Collected data entries
====

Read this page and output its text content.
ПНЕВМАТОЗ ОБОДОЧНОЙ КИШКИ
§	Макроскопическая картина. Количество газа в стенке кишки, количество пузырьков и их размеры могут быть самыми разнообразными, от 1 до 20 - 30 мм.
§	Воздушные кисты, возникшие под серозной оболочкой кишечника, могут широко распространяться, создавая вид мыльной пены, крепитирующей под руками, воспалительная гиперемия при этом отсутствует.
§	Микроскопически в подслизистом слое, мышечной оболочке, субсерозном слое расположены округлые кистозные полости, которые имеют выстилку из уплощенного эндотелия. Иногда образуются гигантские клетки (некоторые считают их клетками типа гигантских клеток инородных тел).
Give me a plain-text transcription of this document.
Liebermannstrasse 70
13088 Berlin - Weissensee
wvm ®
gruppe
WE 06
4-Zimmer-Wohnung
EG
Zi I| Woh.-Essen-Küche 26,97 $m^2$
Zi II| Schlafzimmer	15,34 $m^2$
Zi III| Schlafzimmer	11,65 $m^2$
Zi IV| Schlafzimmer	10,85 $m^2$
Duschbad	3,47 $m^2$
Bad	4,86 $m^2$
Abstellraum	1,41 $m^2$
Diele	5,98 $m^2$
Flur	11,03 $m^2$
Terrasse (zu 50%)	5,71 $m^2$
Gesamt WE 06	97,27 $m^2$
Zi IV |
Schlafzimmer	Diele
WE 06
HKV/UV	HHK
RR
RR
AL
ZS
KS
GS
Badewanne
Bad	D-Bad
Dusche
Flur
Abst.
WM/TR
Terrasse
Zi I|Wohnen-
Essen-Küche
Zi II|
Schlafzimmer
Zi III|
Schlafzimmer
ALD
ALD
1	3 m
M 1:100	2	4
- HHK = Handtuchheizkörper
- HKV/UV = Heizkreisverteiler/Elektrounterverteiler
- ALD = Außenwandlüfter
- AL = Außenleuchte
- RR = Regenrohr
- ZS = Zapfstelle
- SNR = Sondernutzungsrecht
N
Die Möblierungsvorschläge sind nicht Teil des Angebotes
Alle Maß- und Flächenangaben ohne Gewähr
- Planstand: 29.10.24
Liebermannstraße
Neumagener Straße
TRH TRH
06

====

→ **What needs to be done**
Each line of the material above must be retyped precisely.

→ **Task response**
Read this page and output its text content.
ПНЕВМАТОЗ ОБОДОЧНОЙ КИШКИ
§	Макроскопическая картина. Количество газа в стенке кишки, количество пузырьков и их размеры могут быть самыми разнообразными, от 1 до 20 - 30 мм.
§	Воздушные кисты, возникшие под серозной оболочкой кишечника, могут широко распространяться, создавая вид мыльной пены, крепитирующей под руками, воспалительная гиперемия при этом отсутствует.
§	Микроскопически в подслизистом слое, мышечной оболочке, субсерозном слое расположены округлые кистозные полости, которые имеют выстилку из уплощенного эндотелия. Иногда образуются гигантские клетки (некоторые считают их клетками типа гигантских клеток инородных тел).
Give me a plain-text transcription of this document.
Liebermannstrasse 70
13088 Berlin - Weissensee
wvm ®
gruppe
WE 06
4-Zimmer-Wohnung
EG
Zi I| Woh.-Essen-Küche 26,97 $m^2$
Zi II| Schlafzimmer	15,34 $m^2$
Zi III| Schlafzimmer	11,65 $m^2$
Zi IV| Schlafzimmer	10,85 $m^2$
Duschbad	3,47 $m^2$
Bad	4,86 $m^2$
Abstellraum	1,41 $m^2$
Diele	5,98 $m^2$
Flur	11,03 $m^2$
Terrasse (zu 50%)	5,71 $m^2$
Gesamt WE 06	97,27 $m^2$
Zi IV |
Schlafzimmer	Diele
WE 06
HKV/UV	HHK
RR
RR
AL
ZS
KS
GS
Badewanne
Bad	D-Bad
Dusche
Flur
Abst.
WM/TR
Terrasse
Zi I|Wohnen-
Essen-Küche
Zi II|
Schlafzimmer
Zi III|
Schlafzimmer
ALD
ALD
1	3 m
M 1:100	2	4
- HHK = Handtuchheizkörper
- HKV/UV = Heizkreisverteiler/Elektrounterverteiler
- ALD = Außenwandlüfter
- AL = Außenleuchte
- RR = Regenrohr
- ZS = Zapfstelle
- SNR = Sondernutzungsrecht
N
Die Möblierungsvorschläge sind nicht Teil des Angebotes
Alle Maß- und Flächenangaben ohne Gewähr
- Planstand: 29.10.24
Liebermannstraße
Neumagener Straße
TRH TRH
06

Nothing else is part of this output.